____ Task inputs

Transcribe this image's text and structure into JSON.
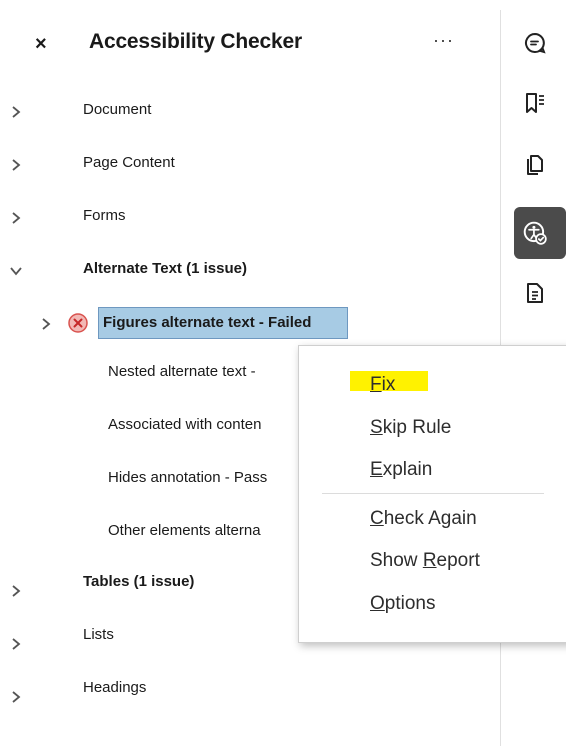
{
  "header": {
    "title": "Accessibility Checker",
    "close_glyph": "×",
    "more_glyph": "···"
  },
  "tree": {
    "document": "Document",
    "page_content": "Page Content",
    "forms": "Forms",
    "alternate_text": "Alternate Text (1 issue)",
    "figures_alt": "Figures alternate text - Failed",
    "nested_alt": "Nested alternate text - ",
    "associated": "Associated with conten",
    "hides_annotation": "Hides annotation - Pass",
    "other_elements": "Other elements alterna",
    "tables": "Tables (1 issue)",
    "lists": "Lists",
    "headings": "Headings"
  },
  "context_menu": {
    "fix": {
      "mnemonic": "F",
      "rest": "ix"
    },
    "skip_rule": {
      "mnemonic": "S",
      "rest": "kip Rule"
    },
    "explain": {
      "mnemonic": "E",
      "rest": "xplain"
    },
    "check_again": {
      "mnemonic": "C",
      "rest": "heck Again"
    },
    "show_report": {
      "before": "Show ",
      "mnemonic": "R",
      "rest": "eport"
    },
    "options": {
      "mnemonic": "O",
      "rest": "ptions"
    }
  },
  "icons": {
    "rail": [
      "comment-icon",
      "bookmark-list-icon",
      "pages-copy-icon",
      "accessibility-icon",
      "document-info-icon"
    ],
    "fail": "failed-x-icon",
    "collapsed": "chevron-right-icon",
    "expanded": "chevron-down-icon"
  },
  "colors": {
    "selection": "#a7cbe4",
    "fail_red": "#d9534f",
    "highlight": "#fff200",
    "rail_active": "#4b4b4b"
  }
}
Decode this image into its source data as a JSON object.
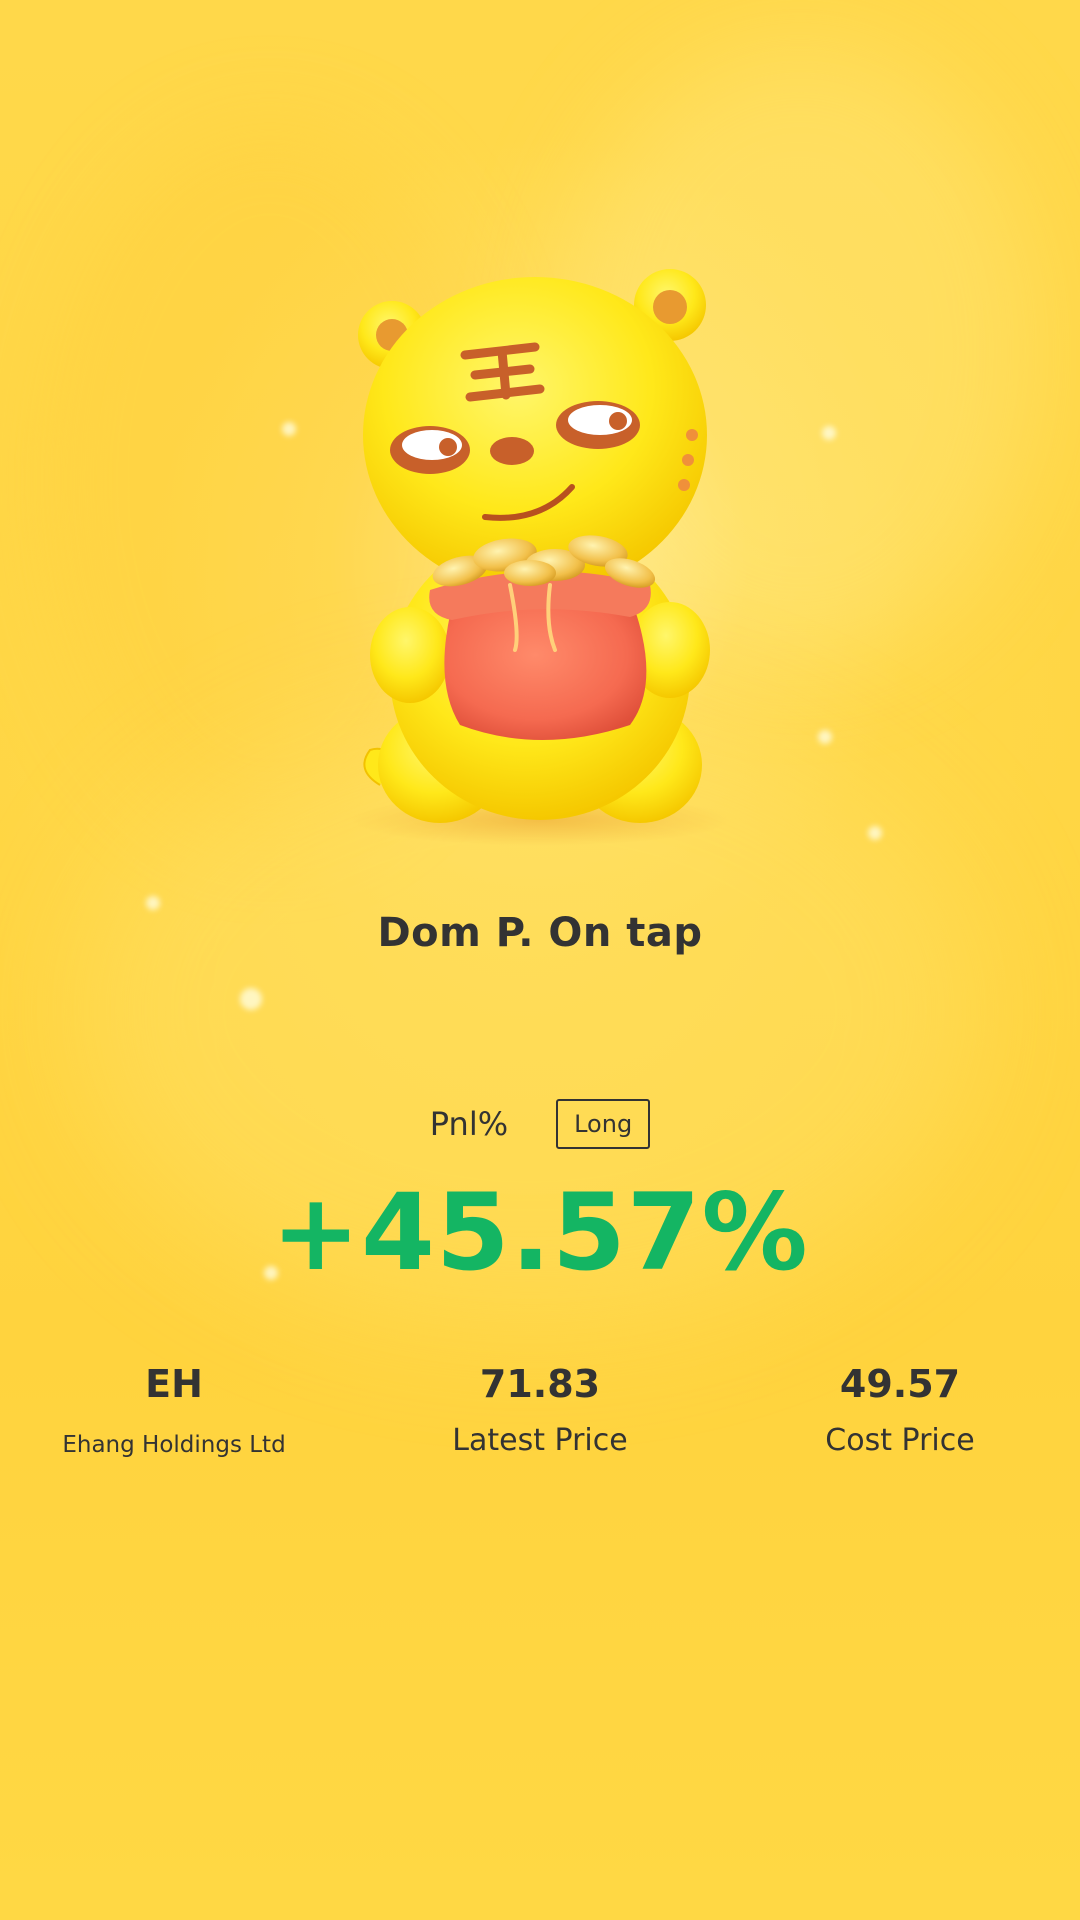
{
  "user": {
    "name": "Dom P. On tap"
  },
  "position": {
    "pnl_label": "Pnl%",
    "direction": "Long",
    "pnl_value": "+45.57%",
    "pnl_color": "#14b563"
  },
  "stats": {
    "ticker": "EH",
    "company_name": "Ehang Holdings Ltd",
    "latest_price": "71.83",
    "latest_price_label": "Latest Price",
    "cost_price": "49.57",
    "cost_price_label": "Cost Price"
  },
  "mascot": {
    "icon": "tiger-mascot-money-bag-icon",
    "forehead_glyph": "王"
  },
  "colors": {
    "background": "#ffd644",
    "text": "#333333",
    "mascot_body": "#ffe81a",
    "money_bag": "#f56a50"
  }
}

________

▶ _Task details_
Write out again every line above exactly as given; the pictures do not belong in the copy.

▶ _The solution_
Transcribe this image's text and structure into JSON.
{
  "header": {
    "title": "Accessibility Checker",
    "close_glyph": "×",
    "more_glyph": "···"
  },
  "tree": {
    "document": "Document",
    "page_content": "Page Content",
    "forms": "Forms",
    "alternate_text": "Alternate Text (1 issue)",
    "figures_alt": "Figures alternate text - Failed",
    "nested_alt": "Nested alternate text - ",
    "associated": "Associated with conten",
    "hides_annotation": "Hides annotation - Pass",
    "other_elements": "Other elements alterna",
    "tables": "Tables (1 issue)",
    "lists": "Lists",
    "headings": "Headings"
  },
  "context_menu": {
    "fix": {
      "mnemonic": "F",
      "rest": "ix"
    },
    "skip_rule": {
      "mnemonic": "S",
      "rest": "kip Rule"
    },
    "explain": {
      "mnemonic": "E",
      "rest": "xplain"
    },
    "check_again": {
      "mnemonic": "C",
      "rest": "heck Again"
    },
    "show_report": {
      "before": "Show ",
      "mnemonic": "R",
      "rest": "eport"
    },
    "options": {
      "mnemonic": "O",
      "rest": "ptions"
    }
  },
  "icons": {
    "rail": [
      "comment-icon",
      "bookmark-list-icon",
      "pages-copy-icon",
      "accessibility-icon",
      "document-info-icon"
    ],
    "fail": "failed-x-icon",
    "collapsed": "chevron-right-icon",
    "expanded": "chevron-down-icon"
  },
  "colors": {
    "selection": "#a7cbe4",
    "fail_red": "#d9534f",
    "highlight": "#fff200",
    "rail_active": "#4b4b4b"
  }
}
Decode this image into its source data as a JSON object.
{
  "user": {
    "name": "Dom P. On tap"
  },
  "position": {
    "pnl_label": "Pnl%",
    "direction": "Long",
    "pnl_value": "+45.57%",
    "pnl_color": "#14b563"
  },
  "stats": {
    "ticker": "EH",
    "company_name": "Ehang Holdings Ltd",
    "latest_price": "71.83",
    "latest_price_label": "Latest Price",
    "cost_price": "49.57",
    "cost_price_label": "Cost Price"
  },
  "mascot": {
    "icon": "tiger-mascot-money-bag-icon",
    "forehead_glyph": "王"
  },
  "colors": {
    "background": "#ffd644",
    "text": "#333333",
    "mascot_body": "#ffe81a",
    "money_bag": "#f56a50"
  }
}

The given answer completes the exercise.